Chart and figure data
========================================

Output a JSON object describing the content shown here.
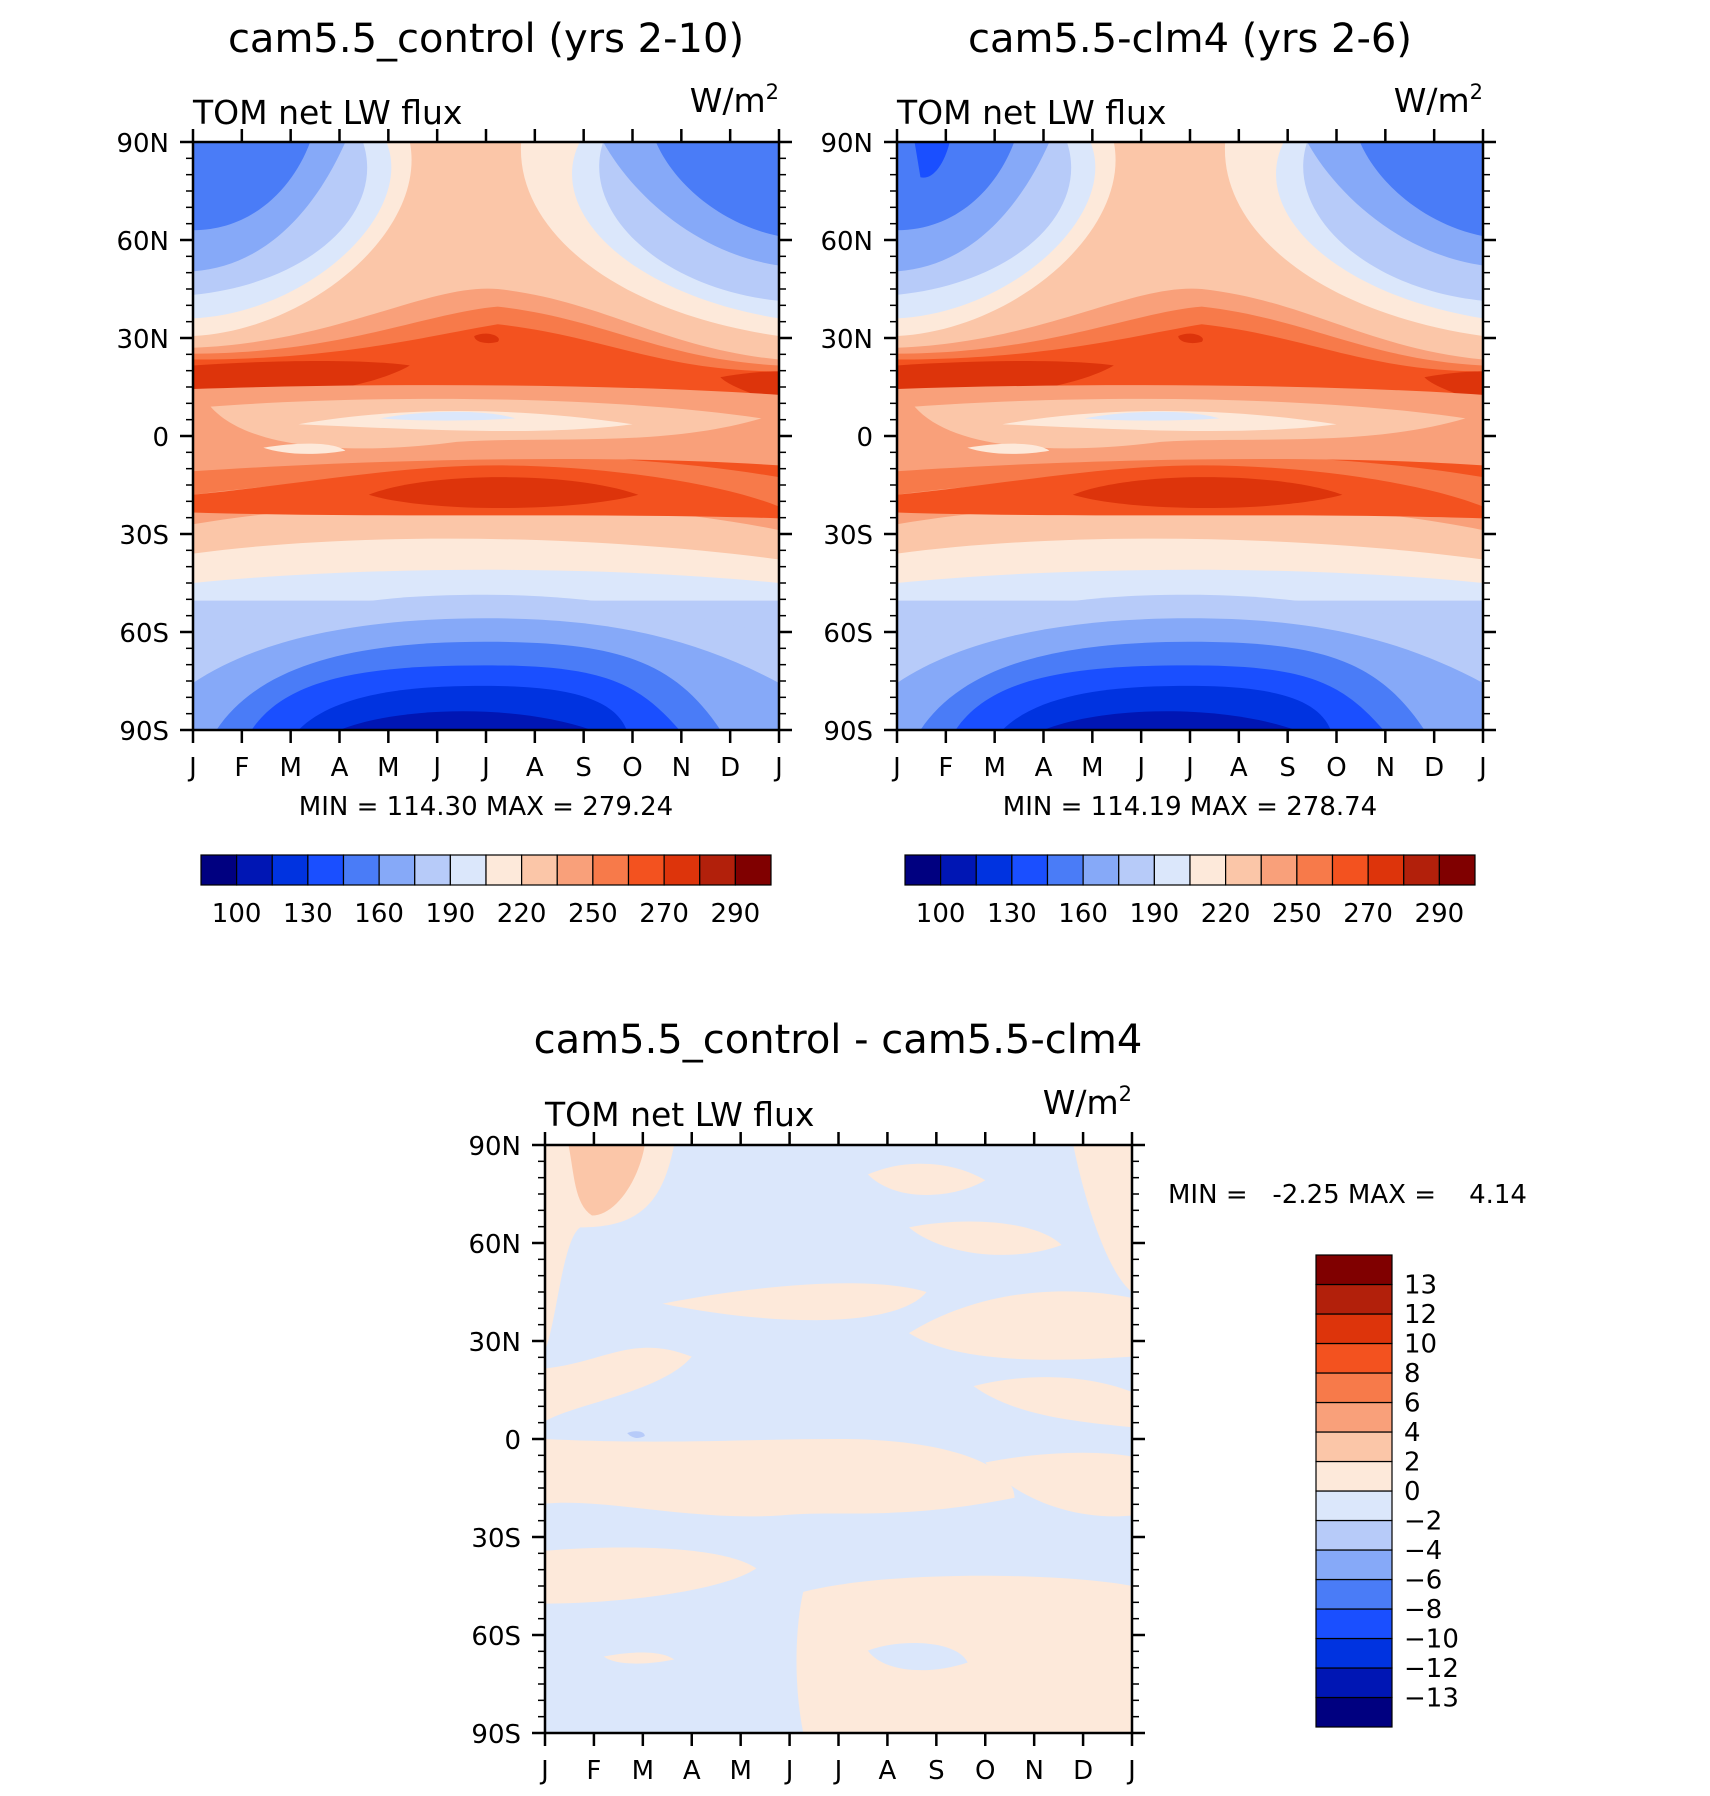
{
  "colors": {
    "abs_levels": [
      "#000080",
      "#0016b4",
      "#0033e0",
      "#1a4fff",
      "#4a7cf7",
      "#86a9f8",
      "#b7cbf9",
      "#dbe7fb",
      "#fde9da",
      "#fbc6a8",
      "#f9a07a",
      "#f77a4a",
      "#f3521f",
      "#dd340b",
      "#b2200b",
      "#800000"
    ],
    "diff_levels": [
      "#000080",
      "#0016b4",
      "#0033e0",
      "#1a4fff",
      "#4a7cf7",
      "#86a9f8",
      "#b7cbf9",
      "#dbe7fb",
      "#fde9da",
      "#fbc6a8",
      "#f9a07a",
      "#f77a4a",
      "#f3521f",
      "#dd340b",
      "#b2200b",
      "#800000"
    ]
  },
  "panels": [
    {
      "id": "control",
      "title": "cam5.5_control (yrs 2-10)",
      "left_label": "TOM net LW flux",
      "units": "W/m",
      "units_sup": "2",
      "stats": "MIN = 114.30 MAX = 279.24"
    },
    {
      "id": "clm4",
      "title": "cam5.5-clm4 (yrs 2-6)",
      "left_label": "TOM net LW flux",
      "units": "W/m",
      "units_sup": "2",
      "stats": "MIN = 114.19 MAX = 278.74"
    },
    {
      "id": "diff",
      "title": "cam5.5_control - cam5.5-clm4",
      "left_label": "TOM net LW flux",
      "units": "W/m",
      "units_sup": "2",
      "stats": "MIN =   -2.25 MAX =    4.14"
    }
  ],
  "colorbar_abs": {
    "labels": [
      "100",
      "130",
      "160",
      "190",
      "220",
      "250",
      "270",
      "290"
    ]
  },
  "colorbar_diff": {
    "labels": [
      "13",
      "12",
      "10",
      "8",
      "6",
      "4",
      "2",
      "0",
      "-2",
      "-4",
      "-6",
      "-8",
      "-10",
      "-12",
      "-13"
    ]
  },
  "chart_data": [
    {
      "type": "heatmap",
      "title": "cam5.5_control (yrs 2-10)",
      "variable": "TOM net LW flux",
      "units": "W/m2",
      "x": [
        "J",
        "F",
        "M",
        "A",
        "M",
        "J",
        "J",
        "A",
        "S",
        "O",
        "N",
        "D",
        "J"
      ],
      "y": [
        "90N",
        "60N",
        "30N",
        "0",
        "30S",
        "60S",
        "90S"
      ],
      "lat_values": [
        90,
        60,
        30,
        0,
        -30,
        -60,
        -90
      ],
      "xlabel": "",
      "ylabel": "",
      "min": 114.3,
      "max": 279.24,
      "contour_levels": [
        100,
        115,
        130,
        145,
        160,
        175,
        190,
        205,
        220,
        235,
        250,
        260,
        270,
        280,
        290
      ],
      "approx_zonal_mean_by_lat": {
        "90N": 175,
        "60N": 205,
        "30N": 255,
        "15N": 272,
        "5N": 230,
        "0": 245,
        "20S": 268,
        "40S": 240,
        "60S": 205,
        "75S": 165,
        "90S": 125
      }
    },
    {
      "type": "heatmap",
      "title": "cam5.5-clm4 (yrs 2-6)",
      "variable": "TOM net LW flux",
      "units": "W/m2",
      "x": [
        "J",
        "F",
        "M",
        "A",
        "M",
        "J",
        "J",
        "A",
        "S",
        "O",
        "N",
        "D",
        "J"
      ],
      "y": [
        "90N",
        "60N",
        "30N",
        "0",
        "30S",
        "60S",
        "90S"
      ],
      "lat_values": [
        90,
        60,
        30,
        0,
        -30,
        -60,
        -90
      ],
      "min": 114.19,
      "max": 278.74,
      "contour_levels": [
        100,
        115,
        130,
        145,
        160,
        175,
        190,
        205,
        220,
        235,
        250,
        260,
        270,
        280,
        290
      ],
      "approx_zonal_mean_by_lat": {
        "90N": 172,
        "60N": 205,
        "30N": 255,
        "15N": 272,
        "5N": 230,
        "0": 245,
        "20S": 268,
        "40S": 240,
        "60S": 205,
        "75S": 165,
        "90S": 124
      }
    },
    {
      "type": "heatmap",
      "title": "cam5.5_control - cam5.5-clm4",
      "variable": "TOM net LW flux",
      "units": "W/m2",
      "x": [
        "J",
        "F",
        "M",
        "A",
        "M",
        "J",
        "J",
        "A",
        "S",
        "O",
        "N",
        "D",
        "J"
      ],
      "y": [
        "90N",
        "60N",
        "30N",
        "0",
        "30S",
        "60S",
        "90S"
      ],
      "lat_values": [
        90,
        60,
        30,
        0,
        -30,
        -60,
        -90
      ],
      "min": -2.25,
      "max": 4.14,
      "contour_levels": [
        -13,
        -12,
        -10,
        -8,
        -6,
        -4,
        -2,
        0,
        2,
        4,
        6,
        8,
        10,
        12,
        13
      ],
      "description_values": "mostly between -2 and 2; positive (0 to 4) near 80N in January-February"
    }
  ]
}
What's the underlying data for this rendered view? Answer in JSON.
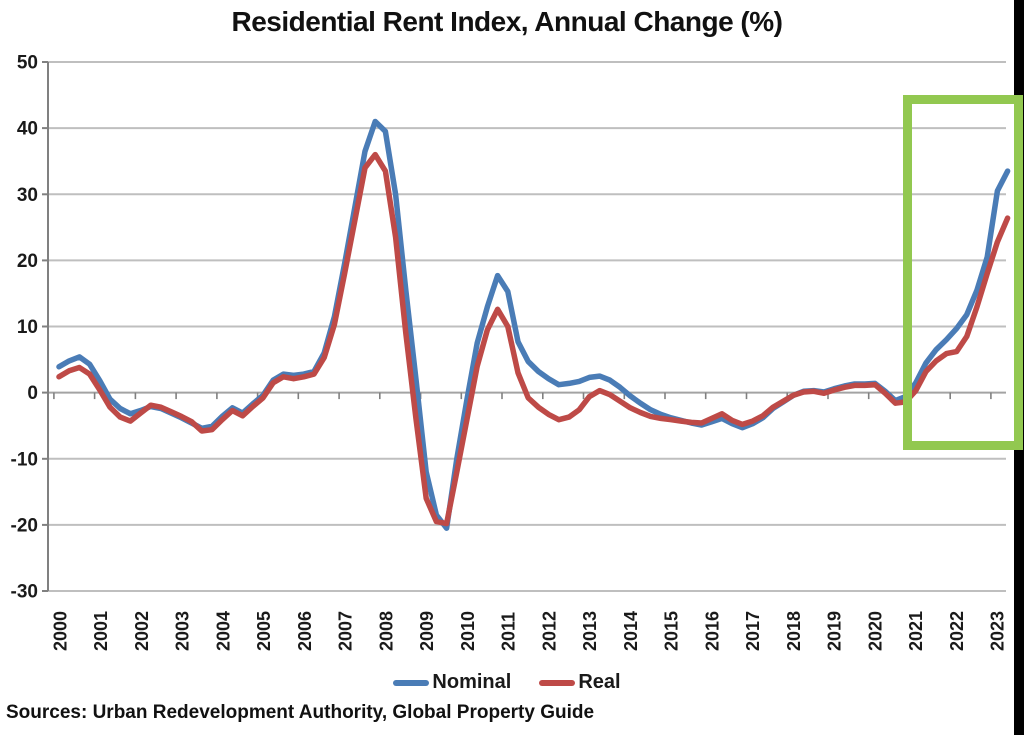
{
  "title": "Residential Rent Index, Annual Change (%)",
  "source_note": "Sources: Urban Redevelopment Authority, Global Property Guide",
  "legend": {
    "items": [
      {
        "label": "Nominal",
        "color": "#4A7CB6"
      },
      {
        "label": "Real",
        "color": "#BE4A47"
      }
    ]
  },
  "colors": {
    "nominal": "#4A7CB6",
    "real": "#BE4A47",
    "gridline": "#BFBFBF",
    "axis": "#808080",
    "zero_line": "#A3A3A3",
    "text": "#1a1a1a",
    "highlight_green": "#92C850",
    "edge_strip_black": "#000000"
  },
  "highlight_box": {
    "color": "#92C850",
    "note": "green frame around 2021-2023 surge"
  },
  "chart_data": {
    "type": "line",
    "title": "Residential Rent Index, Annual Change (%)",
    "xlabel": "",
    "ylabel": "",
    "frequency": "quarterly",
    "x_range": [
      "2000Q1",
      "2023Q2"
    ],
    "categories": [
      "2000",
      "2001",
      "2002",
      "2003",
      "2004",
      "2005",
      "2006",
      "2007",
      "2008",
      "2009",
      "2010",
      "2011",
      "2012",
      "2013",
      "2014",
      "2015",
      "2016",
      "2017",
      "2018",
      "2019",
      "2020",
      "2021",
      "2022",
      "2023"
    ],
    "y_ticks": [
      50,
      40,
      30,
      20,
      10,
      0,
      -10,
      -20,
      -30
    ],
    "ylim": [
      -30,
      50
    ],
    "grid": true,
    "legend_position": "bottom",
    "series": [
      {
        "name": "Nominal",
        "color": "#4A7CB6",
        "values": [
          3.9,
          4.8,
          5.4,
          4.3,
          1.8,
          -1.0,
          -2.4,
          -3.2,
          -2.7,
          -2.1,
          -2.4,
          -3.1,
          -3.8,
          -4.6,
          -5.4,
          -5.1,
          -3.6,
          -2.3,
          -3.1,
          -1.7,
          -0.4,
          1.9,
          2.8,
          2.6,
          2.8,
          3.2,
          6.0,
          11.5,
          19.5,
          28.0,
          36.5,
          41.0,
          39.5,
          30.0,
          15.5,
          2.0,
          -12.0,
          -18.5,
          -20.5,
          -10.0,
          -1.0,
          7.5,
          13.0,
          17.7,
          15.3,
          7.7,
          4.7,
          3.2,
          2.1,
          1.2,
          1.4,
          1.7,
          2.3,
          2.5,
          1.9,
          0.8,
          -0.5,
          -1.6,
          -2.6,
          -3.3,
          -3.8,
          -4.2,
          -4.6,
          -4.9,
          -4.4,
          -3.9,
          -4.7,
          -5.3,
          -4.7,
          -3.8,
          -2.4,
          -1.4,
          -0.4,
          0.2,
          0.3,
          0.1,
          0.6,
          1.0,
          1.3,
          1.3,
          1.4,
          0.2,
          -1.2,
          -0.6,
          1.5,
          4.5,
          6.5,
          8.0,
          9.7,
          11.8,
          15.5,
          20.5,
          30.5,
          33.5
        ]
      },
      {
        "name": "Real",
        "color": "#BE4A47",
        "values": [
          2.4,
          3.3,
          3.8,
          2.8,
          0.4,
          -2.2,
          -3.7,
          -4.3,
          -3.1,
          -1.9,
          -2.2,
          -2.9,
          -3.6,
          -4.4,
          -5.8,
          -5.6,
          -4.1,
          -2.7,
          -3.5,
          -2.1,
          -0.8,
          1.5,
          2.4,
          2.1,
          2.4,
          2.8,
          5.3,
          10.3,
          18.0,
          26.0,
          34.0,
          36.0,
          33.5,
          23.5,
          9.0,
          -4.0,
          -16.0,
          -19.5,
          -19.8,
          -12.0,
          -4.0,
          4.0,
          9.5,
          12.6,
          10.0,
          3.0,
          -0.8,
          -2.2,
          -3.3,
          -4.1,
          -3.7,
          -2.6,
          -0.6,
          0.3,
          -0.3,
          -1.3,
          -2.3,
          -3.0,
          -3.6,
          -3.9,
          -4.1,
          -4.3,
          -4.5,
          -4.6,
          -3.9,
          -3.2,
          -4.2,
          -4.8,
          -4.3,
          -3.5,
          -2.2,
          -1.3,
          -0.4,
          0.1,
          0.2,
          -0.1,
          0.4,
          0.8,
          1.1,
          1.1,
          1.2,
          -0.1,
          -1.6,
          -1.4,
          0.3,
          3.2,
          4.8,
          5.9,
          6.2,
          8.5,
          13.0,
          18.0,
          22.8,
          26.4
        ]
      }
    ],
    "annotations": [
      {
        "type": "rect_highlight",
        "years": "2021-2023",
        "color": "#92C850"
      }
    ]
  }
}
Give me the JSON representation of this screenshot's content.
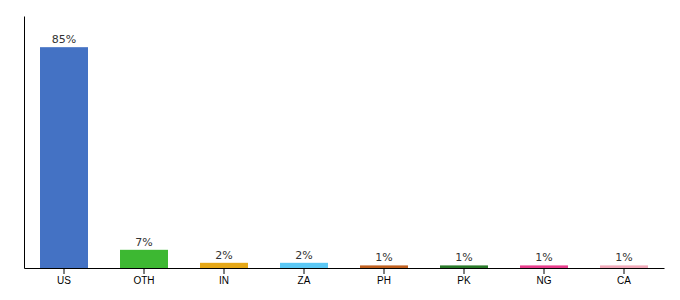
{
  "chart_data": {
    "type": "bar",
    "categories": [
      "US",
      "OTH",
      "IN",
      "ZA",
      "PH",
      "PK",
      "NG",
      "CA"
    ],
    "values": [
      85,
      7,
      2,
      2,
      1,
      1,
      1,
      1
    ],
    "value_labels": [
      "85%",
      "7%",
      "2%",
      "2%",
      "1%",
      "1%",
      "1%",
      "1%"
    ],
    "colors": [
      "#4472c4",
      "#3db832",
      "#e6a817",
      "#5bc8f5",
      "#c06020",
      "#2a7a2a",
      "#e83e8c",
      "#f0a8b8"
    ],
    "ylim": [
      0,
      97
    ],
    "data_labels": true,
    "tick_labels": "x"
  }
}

========================================

Show the lines of the material that contain the word "JSON".

Output a JSON object describing the content shown here.
What's the underlying data for this rendered view? Answer in JSON.
Give me the JSON representation of this screenshot's content.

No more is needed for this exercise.